Look through the material and copy each line holding "ylabel".

----

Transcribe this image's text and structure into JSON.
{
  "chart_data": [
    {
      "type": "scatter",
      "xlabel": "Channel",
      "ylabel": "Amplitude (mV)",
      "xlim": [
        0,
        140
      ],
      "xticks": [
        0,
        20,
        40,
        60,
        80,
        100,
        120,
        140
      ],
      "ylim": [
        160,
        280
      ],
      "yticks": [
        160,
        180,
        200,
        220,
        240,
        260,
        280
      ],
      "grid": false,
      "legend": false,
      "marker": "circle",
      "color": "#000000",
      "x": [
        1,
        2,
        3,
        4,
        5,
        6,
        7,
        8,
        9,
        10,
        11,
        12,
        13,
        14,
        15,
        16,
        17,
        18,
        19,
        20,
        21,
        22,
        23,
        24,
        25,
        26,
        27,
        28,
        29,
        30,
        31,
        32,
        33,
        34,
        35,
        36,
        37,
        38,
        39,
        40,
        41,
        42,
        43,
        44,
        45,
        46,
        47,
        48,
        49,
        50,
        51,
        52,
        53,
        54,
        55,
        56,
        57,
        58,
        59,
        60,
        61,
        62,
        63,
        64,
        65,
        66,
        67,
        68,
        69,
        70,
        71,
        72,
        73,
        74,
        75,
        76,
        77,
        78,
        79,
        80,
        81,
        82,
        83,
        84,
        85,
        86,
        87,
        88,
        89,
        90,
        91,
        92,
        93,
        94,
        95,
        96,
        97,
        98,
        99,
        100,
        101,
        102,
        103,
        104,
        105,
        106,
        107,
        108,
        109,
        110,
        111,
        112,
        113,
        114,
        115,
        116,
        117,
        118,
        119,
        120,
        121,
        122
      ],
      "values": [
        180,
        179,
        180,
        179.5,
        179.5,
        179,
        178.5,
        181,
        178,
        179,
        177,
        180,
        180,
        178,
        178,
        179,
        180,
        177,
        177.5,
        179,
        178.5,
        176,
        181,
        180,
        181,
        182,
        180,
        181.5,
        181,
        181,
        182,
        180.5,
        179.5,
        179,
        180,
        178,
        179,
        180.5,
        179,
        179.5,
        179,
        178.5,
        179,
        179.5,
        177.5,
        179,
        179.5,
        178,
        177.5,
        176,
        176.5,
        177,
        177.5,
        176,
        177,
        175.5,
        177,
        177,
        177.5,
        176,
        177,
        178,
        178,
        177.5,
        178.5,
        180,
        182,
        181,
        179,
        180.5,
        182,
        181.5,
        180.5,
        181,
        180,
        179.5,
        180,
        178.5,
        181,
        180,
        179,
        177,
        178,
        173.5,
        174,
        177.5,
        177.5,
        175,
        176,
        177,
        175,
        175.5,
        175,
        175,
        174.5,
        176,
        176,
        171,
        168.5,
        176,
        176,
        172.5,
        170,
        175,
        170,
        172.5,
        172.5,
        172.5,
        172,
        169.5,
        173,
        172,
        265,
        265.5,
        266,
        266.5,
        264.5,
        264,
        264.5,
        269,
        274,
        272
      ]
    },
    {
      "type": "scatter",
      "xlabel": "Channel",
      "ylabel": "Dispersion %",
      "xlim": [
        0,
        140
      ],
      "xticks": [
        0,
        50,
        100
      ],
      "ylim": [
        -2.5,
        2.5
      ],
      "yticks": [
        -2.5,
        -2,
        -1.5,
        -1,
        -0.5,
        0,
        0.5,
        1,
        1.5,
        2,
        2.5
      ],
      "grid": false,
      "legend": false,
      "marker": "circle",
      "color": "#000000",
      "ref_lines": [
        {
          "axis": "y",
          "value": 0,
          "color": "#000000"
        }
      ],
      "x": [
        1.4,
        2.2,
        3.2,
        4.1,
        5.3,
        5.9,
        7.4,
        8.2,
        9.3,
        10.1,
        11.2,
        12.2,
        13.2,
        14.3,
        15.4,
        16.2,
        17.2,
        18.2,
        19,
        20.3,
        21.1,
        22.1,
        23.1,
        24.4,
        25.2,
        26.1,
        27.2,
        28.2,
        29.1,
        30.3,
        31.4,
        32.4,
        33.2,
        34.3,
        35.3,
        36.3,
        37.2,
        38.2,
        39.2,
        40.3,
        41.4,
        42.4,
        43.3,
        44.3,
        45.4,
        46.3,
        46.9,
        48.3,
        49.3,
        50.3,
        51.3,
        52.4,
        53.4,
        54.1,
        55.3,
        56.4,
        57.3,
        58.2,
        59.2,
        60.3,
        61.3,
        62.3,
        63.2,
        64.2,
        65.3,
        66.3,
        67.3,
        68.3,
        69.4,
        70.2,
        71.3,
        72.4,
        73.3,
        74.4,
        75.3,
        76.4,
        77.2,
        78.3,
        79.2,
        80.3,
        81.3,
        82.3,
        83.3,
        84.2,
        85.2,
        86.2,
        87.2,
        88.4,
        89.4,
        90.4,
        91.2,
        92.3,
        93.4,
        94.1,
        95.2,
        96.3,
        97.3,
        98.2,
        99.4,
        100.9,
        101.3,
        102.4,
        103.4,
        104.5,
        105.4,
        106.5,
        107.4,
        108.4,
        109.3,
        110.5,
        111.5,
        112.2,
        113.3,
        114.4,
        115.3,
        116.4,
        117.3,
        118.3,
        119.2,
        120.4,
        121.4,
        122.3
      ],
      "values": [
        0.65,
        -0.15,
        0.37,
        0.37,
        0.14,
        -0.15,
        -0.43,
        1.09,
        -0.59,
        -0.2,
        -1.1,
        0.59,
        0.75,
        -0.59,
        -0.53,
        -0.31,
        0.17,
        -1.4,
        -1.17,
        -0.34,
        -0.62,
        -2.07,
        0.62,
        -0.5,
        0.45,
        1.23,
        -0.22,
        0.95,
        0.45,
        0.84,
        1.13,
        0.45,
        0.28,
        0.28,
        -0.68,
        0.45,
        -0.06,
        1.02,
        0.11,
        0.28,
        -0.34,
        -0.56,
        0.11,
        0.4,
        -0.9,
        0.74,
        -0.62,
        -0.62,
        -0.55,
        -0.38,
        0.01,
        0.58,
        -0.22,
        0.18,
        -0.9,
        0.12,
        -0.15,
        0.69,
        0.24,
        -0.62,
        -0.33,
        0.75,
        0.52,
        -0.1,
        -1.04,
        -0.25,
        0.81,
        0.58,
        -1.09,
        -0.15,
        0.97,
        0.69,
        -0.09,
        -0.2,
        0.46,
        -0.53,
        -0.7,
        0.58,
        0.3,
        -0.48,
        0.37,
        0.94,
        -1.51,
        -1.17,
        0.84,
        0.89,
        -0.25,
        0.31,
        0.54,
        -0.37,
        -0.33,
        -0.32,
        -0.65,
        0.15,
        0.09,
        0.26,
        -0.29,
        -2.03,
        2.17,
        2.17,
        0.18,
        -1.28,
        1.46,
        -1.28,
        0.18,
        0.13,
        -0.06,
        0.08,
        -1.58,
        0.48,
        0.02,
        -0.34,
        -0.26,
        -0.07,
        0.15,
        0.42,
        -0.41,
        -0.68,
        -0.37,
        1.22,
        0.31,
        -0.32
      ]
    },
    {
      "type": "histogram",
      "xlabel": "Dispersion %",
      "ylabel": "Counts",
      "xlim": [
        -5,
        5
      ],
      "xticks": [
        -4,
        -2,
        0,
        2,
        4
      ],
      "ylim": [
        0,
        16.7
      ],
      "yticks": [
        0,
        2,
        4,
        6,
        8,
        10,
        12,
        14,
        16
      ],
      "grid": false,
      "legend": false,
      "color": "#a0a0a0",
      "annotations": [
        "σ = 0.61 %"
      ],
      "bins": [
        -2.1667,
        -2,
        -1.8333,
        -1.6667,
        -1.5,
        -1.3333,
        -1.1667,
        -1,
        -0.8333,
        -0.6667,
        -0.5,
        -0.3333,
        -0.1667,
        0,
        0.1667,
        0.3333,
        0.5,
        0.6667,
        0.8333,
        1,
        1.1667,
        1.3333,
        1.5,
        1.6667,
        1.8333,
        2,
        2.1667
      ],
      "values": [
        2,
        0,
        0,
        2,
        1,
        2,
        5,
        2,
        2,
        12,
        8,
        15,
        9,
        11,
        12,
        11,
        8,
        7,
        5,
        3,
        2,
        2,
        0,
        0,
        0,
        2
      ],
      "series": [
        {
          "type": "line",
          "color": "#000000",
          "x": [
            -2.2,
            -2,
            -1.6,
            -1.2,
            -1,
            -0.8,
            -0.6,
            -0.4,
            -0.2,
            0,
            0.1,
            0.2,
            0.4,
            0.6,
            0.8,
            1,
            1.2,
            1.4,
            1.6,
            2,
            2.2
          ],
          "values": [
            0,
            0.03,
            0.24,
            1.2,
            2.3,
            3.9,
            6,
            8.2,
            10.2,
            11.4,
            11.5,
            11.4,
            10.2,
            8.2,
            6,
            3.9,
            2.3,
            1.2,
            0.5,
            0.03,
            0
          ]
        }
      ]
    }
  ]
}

----

* _Task output_
      "ylabel": "Amplitude (mV)",
      "ylabel": "Dispersion %",
      "ylabel": "Counts",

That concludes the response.